# Start of Data shown
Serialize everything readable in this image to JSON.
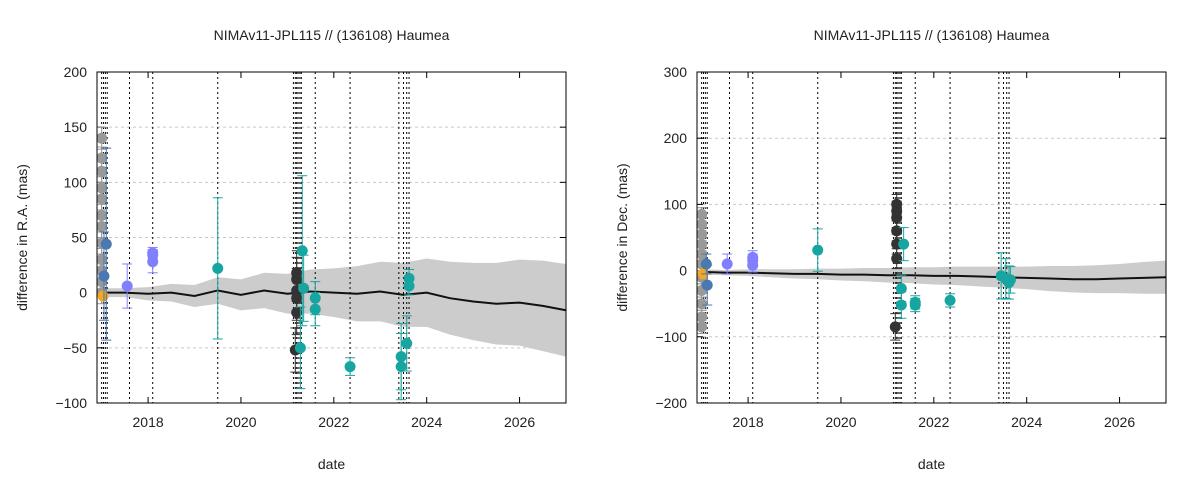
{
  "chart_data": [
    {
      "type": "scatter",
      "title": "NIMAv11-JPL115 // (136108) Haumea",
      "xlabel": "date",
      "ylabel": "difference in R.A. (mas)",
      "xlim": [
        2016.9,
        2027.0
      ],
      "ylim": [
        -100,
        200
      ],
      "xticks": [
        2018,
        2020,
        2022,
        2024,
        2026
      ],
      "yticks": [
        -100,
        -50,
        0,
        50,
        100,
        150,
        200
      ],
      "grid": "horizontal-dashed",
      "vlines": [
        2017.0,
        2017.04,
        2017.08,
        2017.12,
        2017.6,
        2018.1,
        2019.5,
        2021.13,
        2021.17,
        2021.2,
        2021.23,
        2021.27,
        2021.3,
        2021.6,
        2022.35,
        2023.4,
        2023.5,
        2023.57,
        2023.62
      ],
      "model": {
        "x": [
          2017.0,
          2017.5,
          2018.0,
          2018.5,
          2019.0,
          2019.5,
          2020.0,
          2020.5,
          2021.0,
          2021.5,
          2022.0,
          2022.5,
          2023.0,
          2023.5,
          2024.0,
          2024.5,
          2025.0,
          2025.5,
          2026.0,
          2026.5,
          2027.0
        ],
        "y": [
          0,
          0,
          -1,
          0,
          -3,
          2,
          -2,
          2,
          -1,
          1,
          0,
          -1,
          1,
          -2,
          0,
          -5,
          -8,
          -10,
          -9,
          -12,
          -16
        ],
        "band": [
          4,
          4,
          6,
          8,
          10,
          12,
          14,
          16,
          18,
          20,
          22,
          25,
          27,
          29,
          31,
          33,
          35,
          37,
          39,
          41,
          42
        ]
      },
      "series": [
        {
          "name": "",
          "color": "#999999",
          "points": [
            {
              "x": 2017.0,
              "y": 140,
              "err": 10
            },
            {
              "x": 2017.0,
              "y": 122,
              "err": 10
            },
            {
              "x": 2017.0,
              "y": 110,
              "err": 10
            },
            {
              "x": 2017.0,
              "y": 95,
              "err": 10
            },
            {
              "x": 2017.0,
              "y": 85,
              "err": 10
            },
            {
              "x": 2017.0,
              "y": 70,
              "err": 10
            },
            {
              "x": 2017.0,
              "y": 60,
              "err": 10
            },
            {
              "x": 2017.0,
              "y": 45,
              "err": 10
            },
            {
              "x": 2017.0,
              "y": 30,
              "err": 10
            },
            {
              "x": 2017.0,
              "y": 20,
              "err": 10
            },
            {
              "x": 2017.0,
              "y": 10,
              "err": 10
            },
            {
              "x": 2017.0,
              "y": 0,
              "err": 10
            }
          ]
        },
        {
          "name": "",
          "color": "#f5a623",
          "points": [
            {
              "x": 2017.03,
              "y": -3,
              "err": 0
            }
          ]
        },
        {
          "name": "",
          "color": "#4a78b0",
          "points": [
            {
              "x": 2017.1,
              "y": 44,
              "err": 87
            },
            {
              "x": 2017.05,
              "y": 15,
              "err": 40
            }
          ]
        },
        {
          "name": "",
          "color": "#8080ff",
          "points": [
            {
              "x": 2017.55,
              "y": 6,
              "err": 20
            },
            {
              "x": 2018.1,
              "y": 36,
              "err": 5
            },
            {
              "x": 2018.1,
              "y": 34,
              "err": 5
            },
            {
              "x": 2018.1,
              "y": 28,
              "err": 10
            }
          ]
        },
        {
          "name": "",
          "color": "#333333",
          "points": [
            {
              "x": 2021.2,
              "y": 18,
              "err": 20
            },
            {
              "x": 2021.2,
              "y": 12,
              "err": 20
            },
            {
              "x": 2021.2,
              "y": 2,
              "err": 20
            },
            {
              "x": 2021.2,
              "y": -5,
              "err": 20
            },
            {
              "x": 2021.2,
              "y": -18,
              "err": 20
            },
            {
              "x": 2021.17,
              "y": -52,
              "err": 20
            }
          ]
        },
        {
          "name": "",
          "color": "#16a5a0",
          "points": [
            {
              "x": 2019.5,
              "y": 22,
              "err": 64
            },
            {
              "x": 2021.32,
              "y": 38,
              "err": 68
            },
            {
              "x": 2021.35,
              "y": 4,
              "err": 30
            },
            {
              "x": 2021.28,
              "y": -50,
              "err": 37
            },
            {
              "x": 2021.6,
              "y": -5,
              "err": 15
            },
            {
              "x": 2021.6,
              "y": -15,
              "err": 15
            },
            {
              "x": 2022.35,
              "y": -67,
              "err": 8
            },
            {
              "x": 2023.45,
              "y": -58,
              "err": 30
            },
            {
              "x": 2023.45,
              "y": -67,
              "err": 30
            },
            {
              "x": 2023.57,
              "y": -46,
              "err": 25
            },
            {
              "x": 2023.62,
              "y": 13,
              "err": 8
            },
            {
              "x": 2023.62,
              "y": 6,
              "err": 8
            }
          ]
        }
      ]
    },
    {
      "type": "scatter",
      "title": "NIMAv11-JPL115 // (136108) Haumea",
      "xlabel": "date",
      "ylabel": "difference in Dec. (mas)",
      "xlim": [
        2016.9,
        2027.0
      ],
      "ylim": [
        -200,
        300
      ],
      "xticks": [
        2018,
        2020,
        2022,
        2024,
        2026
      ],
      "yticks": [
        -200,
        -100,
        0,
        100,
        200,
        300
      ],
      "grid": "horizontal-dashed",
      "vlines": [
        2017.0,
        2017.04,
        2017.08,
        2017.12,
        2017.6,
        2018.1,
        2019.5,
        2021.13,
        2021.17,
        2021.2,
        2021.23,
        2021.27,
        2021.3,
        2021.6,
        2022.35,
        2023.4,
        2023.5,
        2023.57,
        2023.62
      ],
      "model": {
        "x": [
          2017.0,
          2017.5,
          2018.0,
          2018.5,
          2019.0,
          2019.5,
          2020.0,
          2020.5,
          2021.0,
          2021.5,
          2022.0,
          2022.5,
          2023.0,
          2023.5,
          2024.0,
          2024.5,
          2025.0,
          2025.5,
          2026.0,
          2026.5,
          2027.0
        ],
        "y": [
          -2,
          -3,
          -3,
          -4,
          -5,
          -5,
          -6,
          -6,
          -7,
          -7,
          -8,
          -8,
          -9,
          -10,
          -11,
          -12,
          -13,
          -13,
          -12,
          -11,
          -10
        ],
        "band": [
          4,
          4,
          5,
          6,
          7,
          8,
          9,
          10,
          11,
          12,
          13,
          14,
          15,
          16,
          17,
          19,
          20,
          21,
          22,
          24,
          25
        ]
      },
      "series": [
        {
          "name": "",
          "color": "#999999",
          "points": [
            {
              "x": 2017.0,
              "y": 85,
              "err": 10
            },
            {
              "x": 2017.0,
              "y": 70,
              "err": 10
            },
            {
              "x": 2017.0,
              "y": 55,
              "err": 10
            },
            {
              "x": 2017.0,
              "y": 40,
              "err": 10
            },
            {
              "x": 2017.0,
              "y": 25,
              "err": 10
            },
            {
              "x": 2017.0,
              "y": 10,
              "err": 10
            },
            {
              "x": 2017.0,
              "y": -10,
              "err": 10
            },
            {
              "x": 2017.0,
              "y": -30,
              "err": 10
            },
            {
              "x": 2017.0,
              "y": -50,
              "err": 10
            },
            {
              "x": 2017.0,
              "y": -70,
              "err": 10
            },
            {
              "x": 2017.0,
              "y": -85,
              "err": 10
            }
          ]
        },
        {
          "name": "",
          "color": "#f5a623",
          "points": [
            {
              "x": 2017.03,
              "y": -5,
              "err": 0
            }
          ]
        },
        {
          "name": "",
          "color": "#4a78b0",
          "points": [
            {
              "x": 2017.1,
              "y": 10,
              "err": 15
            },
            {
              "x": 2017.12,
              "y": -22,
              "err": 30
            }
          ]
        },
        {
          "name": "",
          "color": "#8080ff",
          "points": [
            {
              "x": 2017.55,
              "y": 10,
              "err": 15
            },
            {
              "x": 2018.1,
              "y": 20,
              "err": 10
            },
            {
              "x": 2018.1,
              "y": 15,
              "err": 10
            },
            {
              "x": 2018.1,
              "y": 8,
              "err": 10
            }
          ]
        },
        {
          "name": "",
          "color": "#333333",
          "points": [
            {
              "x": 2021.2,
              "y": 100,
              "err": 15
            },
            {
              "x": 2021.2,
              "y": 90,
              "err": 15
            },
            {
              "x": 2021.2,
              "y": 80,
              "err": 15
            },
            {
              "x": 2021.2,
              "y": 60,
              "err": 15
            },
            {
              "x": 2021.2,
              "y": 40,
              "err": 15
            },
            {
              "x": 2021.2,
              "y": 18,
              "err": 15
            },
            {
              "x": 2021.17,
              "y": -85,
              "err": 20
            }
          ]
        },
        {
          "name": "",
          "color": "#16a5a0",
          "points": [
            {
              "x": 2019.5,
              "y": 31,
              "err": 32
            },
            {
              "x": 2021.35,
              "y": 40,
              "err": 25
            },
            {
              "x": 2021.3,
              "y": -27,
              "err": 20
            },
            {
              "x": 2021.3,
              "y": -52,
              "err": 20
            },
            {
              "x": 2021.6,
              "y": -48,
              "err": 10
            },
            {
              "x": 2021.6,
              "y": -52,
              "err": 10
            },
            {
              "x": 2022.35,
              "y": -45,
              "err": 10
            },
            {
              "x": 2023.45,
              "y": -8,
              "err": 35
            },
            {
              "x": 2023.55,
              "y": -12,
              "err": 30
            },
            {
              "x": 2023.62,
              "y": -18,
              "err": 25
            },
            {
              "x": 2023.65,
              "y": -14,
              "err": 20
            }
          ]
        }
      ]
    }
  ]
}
# End of Data shown
● Problem details:
Lines containing the word "ylabel" must all be returned from the material above.

● Correct result:
      "ylabel": "difference in R.A. (mas)",
      "ylabel": "difference in Dec. (mas)",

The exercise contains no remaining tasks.